### Problem details
Reproduce the records below in their entirety, character for character.
⟨
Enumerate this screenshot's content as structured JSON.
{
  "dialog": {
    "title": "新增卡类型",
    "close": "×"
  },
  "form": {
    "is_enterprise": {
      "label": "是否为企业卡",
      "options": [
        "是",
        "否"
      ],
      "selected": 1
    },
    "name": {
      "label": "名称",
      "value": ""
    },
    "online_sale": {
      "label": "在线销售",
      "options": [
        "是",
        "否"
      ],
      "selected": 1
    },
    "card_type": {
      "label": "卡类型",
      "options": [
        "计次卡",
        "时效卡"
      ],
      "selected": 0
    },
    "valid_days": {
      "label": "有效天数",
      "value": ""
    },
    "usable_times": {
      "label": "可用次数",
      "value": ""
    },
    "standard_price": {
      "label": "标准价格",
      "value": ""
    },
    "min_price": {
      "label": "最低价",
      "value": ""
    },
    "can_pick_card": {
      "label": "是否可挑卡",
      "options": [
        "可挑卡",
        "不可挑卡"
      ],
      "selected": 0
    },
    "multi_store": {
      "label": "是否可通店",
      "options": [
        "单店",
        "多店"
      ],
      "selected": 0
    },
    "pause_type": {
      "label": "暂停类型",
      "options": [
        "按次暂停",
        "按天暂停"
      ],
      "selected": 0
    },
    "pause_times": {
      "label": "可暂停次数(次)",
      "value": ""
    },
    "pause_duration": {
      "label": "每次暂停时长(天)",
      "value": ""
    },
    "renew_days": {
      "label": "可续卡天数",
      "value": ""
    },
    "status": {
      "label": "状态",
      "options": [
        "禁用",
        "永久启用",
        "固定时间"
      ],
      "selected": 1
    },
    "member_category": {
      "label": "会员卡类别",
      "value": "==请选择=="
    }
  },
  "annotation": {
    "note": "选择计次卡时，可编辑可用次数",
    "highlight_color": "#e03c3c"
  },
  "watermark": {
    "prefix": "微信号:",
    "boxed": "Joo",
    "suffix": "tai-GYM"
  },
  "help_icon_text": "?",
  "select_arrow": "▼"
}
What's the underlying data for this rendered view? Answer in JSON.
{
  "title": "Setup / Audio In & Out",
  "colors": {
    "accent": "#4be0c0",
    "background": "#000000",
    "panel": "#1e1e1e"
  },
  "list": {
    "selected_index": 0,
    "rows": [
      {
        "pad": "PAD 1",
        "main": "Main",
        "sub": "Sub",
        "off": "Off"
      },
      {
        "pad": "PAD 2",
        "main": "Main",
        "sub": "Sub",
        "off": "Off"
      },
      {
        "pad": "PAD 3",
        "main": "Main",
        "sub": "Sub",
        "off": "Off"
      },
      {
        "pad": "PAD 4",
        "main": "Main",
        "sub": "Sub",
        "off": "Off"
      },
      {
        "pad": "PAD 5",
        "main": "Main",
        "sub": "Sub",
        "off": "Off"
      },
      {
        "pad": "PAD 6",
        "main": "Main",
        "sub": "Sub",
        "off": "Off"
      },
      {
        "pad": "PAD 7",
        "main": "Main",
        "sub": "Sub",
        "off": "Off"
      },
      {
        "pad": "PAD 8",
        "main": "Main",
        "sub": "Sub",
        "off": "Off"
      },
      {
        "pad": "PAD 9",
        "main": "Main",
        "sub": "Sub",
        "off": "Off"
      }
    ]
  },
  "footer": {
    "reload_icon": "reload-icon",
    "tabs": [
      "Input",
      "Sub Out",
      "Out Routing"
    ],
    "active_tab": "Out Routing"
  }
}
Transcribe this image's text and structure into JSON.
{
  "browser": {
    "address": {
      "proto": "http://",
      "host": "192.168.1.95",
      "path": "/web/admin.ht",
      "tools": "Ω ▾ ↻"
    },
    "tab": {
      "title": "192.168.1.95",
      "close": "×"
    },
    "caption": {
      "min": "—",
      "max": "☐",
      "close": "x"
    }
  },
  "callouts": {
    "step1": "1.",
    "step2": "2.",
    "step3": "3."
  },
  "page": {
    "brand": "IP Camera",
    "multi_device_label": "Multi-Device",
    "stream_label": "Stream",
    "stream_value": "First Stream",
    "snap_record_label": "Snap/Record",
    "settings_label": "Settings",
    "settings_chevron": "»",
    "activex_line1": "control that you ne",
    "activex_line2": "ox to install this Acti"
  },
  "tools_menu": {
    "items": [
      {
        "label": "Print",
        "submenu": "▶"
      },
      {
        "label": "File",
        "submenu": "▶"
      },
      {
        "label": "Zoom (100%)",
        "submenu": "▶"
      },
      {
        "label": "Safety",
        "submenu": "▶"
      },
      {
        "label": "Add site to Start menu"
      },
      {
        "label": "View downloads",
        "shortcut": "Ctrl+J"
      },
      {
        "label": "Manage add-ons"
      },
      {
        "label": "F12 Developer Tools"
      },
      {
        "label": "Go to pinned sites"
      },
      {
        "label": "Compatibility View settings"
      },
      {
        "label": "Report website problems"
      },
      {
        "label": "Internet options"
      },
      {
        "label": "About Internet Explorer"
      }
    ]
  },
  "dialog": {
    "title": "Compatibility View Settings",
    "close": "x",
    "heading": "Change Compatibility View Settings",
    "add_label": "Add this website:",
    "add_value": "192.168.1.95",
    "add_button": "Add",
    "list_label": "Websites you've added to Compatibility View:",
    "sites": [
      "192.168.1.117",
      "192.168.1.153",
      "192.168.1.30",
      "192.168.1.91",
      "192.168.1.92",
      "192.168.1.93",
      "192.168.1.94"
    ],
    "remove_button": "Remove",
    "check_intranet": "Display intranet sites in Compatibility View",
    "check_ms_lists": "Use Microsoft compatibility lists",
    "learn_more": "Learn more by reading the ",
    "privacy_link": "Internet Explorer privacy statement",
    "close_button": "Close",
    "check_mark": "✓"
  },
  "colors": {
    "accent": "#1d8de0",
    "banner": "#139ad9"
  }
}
⟩
### Answer to this exercise
Enumerate this screenshot's content as structured JSON.
{
  "dialog": {
    "title": "新增卡类型",
    "close": "×"
  },
  "form": {
    "is_enterprise": {
      "label": "是否为企业卡",
      "options": [
        "是",
        "否"
      ],
      "selected": 1
    },
    "name": {
      "label": "名称",
      "value": ""
    },
    "online_sale": {
      "label": "在线销售",
      "options": [
        "是",
        "否"
      ],
      "selected": 1
    },
    "card_type": {
      "label": "卡类型",
      "options": [
        "计次卡",
        "时效卡"
      ],
      "selected": 0
    },
    "valid_days": {
      "label": "有效天数",
      "value": ""
    },
    "usable_times": {
      "label": "可用次数",
      "value": ""
    },
    "standard_price": {
      "label": "标准价格",
      "value": ""
    },
    "min_price": {
      "label": "最低价",
      "value": ""
    },
    "can_pick_card": {
      "label": "是否可挑卡",
      "options": [
        "可挑卡",
        "不可挑卡"
      ],
      "selected": 0
    },
    "multi_store": {
      "label": "是否可通店",
      "options": [
        "单店",
        "多店"
      ],
      "selected": 0
    },
    "pause_type": {
      "label": "暂停类型",
      "options": [
        "按次暂停",
        "按天暂停"
      ],
      "selected": 0
    },
    "pause_times": {
      "label": "可暂停次数(次)",
      "value": ""
    },
    "pause_duration": {
      "label": "每次暂停时长(天)",
      "value": ""
    },
    "renew_days": {
      "label": "可续卡天数",
      "value": ""
    },
    "status": {
      "label": "状态",
      "options": [
        "禁用",
        "永久启用",
        "固定时间"
      ],
      "selected": 1
    },
    "member_category": {
      "label": "会员卡类别",
      "value": "==请选择=="
    }
  },
  "annotation": {
    "note": "选择计次卡时，可编辑可用次数",
    "highlight_color": "#e03c3c"
  },
  "watermark": {
    "prefix": "微信号:",
    "boxed": "Joo",
    "suffix": "tai-GYM"
  },
  "help_icon_text": "?",
  "select_arrow": "▼"
}
What's the underlying data for this rendered view? Answer in JSON.
{
  "title": "Setup / Audio In & Out",
  "colors": {
    "accent": "#4be0c0",
    "background": "#000000",
    "panel": "#1e1e1e"
  },
  "list": {
    "selected_index": 0,
    "rows": [
      {
        "pad": "PAD 1",
        "main": "Main",
        "sub": "Sub",
        "off": "Off"
      },
      {
        "pad": "PAD 2",
        "main": "Main",
        "sub": "Sub",
        "off": "Off"
      },
      {
        "pad": "PAD 3",
        "main": "Main",
        "sub": "Sub",
        "off": "Off"
      },
      {
        "pad": "PAD 4",
        "main": "Main",
        "sub": "Sub",
        "off": "Off"
      },
      {
        "pad": "PAD 5",
        "main": "Main",
        "sub": "Sub",
        "off": "Off"
      },
      {
        "pad": "PAD 6",
        "main": "Main",
        "sub": "Sub",
        "off": "Off"
      },
      {
        "pad": "PAD 7",
        "main": "Main",
        "sub": "Sub",
        "off": "Off"
      },
      {
        "pad": "PAD 8",
        "main": "Main",
        "sub": "Sub",
        "off": "Off"
      },
      {
        "pad": "PAD 9",
        "main": "Main",
        "sub": "Sub",
        "off": "Off"
      }
    ]
  },
  "footer": {
    "reload_icon": "reload-icon",
    "tabs": [
      "Input",
      "Sub Out",
      "Out Routing"
    ],
    "active_tab": "Out Routing"
  }
}
Transcribe this image's text and structure into JSON.
{
  "browser": {
    "address": {
      "proto": "http://",
      "host": "192.168.1.95",
      "path": "/web/admin.ht",
      "tools": "Ω ▾ ↻"
    },
    "tab": {
      "title": "192.168.1.95",
      "close": "×"
    },
    "caption": {
      "min": "—",
      "max": "☐",
      "close": "x"
    }
  },
  "callouts": {
    "step1": "1.",
    "step2": "2.",
    "step3": "3."
  },
  "page": {
    "brand": "IP Camera",
    "multi_device_label": "Multi-Device",
    "stream_label": "Stream",
    "stream_value": "First Stream",
    "snap_record_label": "Snap/Record",
    "settings_label": "Settings",
    "settings_chevron": "»",
    "activex_line1": "control that you ne",
    "activex_line2": "ox to install this Acti"
  },
  "tools_menu": {
    "items": [
      {
        "label": "Print",
        "submenu": "▶"
      },
      {
        "label": "File",
        "submenu": "▶"
      },
      {
        "label": "Zoom (100%)",
        "submenu": "▶"
      },
      {
        "label": "Safety",
        "submenu": "▶"
      },
      {
        "label": "Add site to Start menu"
      },
      {
        "label": "View downloads",
        "shortcut": "Ctrl+J"
      },
      {
        "label": "Manage add-ons"
      },
      {
        "label": "F12 Developer Tools"
      },
      {
        "label": "Go to pinned sites"
      },
      {
        "label": "Compatibility View settings"
      },
      {
        "label": "Report website problems"
      },
      {
        "label": "Internet options"
      },
      {
        "label": "About Internet Explorer"
      }
    ]
  },
  "dialog": {
    "title": "Compatibility View Settings",
    "close": "x",
    "heading": "Change Compatibility View Settings",
    "add_label": "Add this website:",
    "add_value": "192.168.1.95",
    "add_button": "Add",
    "list_label": "Websites you've added to Compatibility View:",
    "sites": [
      "192.168.1.117",
      "192.168.1.153",
      "192.168.1.30",
      "192.168.1.91",
      "192.168.1.92",
      "192.168.1.93",
      "192.168.1.94"
    ],
    "remove_button": "Remove",
    "check_intranet": "Display intranet sites in Compatibility View",
    "check_ms_lists": "Use Microsoft compatibility lists",
    "learn_more": "Learn more by reading the ",
    "privacy_link": "Internet Explorer privacy statement",
    "close_button": "Close",
    "check_mark": "✓"
  },
  "colors": {
    "accent": "#1d8de0",
    "banner": "#139ad9"
  }
}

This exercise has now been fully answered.